[Entries with figure data]
+ + + +

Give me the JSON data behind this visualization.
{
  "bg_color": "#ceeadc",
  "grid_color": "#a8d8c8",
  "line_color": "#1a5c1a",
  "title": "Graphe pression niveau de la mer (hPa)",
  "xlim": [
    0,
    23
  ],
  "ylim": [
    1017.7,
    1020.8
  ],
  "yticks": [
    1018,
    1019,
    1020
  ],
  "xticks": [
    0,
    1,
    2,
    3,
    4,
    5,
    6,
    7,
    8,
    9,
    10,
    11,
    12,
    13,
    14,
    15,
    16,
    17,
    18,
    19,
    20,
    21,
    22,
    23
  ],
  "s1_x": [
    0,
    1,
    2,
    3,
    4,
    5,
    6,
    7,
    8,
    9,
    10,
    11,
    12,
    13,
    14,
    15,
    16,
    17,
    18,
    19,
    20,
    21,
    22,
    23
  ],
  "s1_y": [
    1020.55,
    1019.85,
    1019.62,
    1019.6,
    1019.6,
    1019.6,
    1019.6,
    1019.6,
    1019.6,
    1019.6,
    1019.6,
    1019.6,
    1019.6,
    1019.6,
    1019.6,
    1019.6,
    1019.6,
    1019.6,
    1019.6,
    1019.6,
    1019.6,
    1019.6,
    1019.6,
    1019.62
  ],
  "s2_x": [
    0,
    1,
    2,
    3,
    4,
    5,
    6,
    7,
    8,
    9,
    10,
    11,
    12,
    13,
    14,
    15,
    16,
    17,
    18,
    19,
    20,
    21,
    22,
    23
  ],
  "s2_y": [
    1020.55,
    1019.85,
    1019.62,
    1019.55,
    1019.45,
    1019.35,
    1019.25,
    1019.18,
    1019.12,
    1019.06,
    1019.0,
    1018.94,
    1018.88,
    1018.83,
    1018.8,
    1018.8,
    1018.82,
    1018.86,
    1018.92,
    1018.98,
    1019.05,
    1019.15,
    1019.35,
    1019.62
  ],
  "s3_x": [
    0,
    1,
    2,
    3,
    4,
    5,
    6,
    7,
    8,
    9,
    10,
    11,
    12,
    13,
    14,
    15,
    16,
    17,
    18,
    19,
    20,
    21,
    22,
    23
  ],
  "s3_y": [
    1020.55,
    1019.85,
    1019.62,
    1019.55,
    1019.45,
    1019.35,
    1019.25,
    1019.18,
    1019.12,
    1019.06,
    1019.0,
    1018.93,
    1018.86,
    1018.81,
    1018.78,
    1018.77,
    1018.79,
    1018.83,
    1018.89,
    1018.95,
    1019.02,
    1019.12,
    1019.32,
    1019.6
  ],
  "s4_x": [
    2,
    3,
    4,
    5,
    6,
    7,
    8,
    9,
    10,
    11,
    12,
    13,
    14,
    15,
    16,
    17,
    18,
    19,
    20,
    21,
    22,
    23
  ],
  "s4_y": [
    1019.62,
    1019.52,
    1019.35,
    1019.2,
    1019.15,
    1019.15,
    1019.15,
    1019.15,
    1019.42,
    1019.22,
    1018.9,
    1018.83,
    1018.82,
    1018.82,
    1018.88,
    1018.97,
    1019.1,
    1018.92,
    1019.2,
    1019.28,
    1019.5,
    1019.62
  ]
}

+ + + +

*Exercise brief*
Reproduce the records above exactly as they appear.

*Response to the exercise*
Give me the JSON data behind this visualization.
{
  "bg_color": "#ceeadc",
  "grid_color": "#a8d8c8",
  "line_color": "#1a5c1a",
  "title": "Graphe pression niveau de la mer (hPa)",
  "xlim": [
    0,
    23
  ],
  "ylim": [
    1017.7,
    1020.8
  ],
  "yticks": [
    1018,
    1019,
    1020
  ],
  "xticks": [
    0,
    1,
    2,
    3,
    4,
    5,
    6,
    7,
    8,
    9,
    10,
    11,
    12,
    13,
    14,
    15,
    16,
    17,
    18,
    19,
    20,
    21,
    22,
    23
  ],
  "s1_x": [
    0,
    1,
    2,
    3,
    4,
    5,
    6,
    7,
    8,
    9,
    10,
    11,
    12,
    13,
    14,
    15,
    16,
    17,
    18,
    19,
    20,
    21,
    22,
    23
  ],
  "s1_y": [
    1020.55,
    1019.85,
    1019.62,
    1019.6,
    1019.6,
    1019.6,
    1019.6,
    1019.6,
    1019.6,
    1019.6,
    1019.6,
    1019.6,
    1019.6,
    1019.6,
    1019.6,
    1019.6,
    1019.6,
    1019.6,
    1019.6,
    1019.6,
    1019.6,
    1019.6,
    1019.6,
    1019.62
  ],
  "s2_x": [
    0,
    1,
    2,
    3,
    4,
    5,
    6,
    7,
    8,
    9,
    10,
    11,
    12,
    13,
    14,
    15,
    16,
    17,
    18,
    19,
    20,
    21,
    22,
    23
  ],
  "s2_y": [
    1020.55,
    1019.85,
    1019.62,
    1019.55,
    1019.45,
    1019.35,
    1019.25,
    1019.18,
    1019.12,
    1019.06,
    1019.0,
    1018.94,
    1018.88,
    1018.83,
    1018.8,
    1018.8,
    1018.82,
    1018.86,
    1018.92,
    1018.98,
    1019.05,
    1019.15,
    1019.35,
    1019.62
  ],
  "s3_x": [
    0,
    1,
    2,
    3,
    4,
    5,
    6,
    7,
    8,
    9,
    10,
    11,
    12,
    13,
    14,
    15,
    16,
    17,
    18,
    19,
    20,
    21,
    22,
    23
  ],
  "s3_y": [
    1020.55,
    1019.85,
    1019.62,
    1019.55,
    1019.45,
    1019.35,
    1019.25,
    1019.18,
    1019.12,
    1019.06,
    1019.0,
    1018.93,
    1018.86,
    1018.81,
    1018.78,
    1018.77,
    1018.79,
    1018.83,
    1018.89,
    1018.95,
    1019.02,
    1019.12,
    1019.32,
    1019.6
  ],
  "s4_x": [
    2,
    3,
    4,
    5,
    6,
    7,
    8,
    9,
    10,
    11,
    12,
    13,
    14,
    15,
    16,
    17,
    18,
    19,
    20,
    21,
    22,
    23
  ],
  "s4_y": [
    1019.62,
    1019.52,
    1019.35,
    1019.2,
    1019.15,
    1019.15,
    1019.15,
    1019.15,
    1019.42,
    1019.22,
    1018.9,
    1018.83,
    1018.82,
    1018.82,
    1018.88,
    1018.97,
    1019.1,
    1018.92,
    1019.2,
    1019.28,
    1019.5,
    1019.62
  ]
}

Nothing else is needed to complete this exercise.